- [Set task a]: Rewrite the paragraph of the trusteed IRA excerpt that begins "But along came the Secure Act" as a brief bulleted list that keeps its main facts.
— Start Document segment —
Here’s a look at what a trusteed IRA is, why it was an easy-sell “dream product” until the Secure Act came along, and why it, although no longer a dream product, still has an important role in estate planning for retirement benefits under the Secure Act's 10-year rule.

Quick review: A trusteed IRA is an individual retirement account. It is just like any other IRA except it is in the legal form of a trust instead of the more common custodial account. For tax purposes there is no difference--both are just regular old IRAs (or Roth IRAs, as the case may be).

Before the Secure Act came along, the financial advisor whose firm offered trusteed IRAs had a terrific sales pitch: “We’re already managing the investments in your IRA. You want to leave your IRA to your children or grandchildren for a long-term gradual life expectancy payout. Did you know you don’t need to get a separate trust written up and name said trust as your IRA beneficiary to accomplish that goal? Instead, for no fee increase over what you’re paying us now, the IRA itself can contain the terms of the trust! And then we here at XYZ MegaBank will continue to manage the funds after your death, and we will pay out minimum distributions annually for 30, 40, 50, or whatever years to your children/grandchildren--plus more if you wish to specify larger distributions. We are professional trustees, and our trusteed IRA agreement is already IRS-approved. The trusteed IRA is the ideal vehicle to combine investment management and distribution management for you and your heirs!”

Who could resist that pitch? Where do I sign?

But along came the Secure Act at the end of 2019 and abolished the life expectancy payout for most beneficiaries. Now, the longest post-death tax deferral you can get for most IRA beneficiaries is just 10 years. You can still leave your IRA to your 25-year-old granddaughter “Amy,” but no longer can you tie it up so she will receive only annual required minimum distributions over her 50-plus-year life expectancy. If she is named as beneficiary of your IRA (whether it’s a custodial IRA or a trusteed IRA), she will receive outright distribution of the entire account no later than approximately age 35 (10 years after she inherits it).
— End Document segment —
— Start Data section —
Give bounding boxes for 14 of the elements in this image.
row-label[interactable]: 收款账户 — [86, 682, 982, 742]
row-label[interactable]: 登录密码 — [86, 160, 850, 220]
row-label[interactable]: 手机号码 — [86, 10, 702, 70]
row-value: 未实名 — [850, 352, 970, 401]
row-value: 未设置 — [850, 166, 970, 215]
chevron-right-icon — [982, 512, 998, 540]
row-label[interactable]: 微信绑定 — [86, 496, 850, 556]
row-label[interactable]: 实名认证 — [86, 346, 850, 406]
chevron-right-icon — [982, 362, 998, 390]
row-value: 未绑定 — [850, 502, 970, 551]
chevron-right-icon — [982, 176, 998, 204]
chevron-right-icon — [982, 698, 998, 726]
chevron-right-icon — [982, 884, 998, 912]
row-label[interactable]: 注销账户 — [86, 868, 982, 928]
— End Data section —
- [Set task b]: Copy out the records word for word, from their start through the line that contains "chevron-right-icon — [982, 176, 998, 204]", including that line and nothing after it.

- [Exercise output a]:
- The Secure Act, passed at the end of 2019, abolished the life expectancy payout for most beneficiaries.
- For most IRA beneficiaries, the longest post-death tax deferral is now 10 years.
- You can still leave your IRA to a 25-year-old granddaughter, "Amy." However, you can no longer limit her to annual required minimum distributions over her 50-plus-year life expectancy.
- If she is named beneficiary of a custodial IRA or a trusteed IRA, she will receive the entire account outright no later than about age 35, 10 years after she inherits it.

- [Exercise output b]:
Give bounding boxes for 14 of the elements in this image.
row-label[interactable]: 收款账户 — [86, 682, 982, 742]
row-label[interactable]: 登录密码 — [86, 160, 850, 220]
row-label[interactable]: 手机号码 — [86, 10, 702, 70]
row-value: 未实名 — [850, 352, 970, 401]
row-value: 未设置 — [850, 166, 970, 215]
chevron-right-icon — [982, 512, 998, 540]
row-label[interactable]: 微信绑定 — [86, 496, 850, 556]
row-label[interactable]: 实名认证 — [86, 346, 850, 406]
chevron-right-icon — [982, 362, 998, 390]
row-value: 未绑定 — [850, 502, 970, 551]
chevron-right-icon — [982, 176, 998, 204]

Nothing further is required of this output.